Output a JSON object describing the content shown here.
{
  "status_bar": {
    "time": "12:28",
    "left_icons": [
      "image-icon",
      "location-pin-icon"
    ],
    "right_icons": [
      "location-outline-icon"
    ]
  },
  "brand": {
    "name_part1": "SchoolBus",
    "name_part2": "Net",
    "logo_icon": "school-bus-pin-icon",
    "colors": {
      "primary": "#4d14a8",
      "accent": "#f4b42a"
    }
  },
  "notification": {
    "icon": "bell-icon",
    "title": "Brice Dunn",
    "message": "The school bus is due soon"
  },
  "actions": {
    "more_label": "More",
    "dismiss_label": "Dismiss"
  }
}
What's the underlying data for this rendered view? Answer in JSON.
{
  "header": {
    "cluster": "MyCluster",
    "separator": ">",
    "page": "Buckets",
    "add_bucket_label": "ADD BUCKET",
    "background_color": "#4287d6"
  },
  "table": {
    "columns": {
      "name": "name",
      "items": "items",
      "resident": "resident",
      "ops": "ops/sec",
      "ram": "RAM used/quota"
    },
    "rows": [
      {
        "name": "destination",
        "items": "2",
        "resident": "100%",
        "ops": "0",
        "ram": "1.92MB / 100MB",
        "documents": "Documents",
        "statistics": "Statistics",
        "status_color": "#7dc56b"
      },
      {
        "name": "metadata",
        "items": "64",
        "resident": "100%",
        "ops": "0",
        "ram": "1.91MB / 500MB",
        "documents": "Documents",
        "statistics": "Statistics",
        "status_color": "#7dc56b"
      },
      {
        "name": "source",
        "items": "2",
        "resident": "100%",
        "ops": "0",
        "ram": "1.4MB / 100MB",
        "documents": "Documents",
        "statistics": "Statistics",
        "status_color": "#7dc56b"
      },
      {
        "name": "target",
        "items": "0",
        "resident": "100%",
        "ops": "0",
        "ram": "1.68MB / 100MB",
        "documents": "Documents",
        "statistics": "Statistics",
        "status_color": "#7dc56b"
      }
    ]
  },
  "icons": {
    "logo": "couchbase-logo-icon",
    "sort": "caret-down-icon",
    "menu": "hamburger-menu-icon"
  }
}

* * * * * * *

DIRECTION: Reproduce every line of the material above exactly.

ANSWER IN FULL:
Output a JSON object describing the content shown here.
{
  "status_bar": {
    "time": "12:28",
    "left_icons": [
      "image-icon",
      "location-pin-icon"
    ],
    "right_icons": [
      "location-outline-icon"
    ]
  },
  "brand": {
    "name_part1": "SchoolBus",
    "name_part2": "Net",
    "logo_icon": "school-bus-pin-icon",
    "colors": {
      "primary": "#4d14a8",
      "accent": "#f4b42a"
    }
  },
  "notification": {
    "icon": "bell-icon",
    "title": "Brice Dunn",
    "message": "The school bus is due soon"
  },
  "actions": {
    "more_label": "More",
    "dismiss_label": "Dismiss"
  }
}
What's the underlying data for this rendered view? Answer in JSON.
{
  "header": {
    "cluster": "MyCluster",
    "separator": ">",
    "page": "Buckets",
    "add_bucket_label": "ADD BUCKET",
    "background_color": "#4287d6"
  },
  "table": {
    "columns": {
      "name": "name",
      "items": "items",
      "resident": "resident",
      "ops": "ops/sec",
      "ram": "RAM used/quota"
    },
    "rows": [
      {
        "name": "destination",
        "items": "2",
        "resident": "100%",
        "ops": "0",
        "ram": "1.92MB / 100MB",
        "documents": "Documents",
        "statistics": "Statistics",
        "status_color": "#7dc56b"
      },
      {
        "name": "metadata",
        "items": "64",
        "resident": "100%",
        "ops": "0",
        "ram": "1.91MB / 500MB",
        "documents": "Documents",
        "statistics": "Statistics",
        "status_color": "#7dc56b"
      },
      {
        "name": "source",
        "items": "2",
        "resident": "100%",
        "ops": "0",
        "ram": "1.4MB / 100MB",
        "documents": "Documents",
        "statistics": "Statistics",
        "status_color": "#7dc56b"
      },
      {
        "name": "target",
        "items": "0",
        "resident": "100%",
        "ops": "0",
        "ram": "1.68MB / 100MB",
        "documents": "Documents",
        "statistics": "Statistics",
        "status_color": "#7dc56b"
      }
    ]
  },
  "icons": {
    "logo": "couchbase-logo-icon",
    "sort": "caret-down-icon",
    "menu": "hamburger-menu-icon"
  }
}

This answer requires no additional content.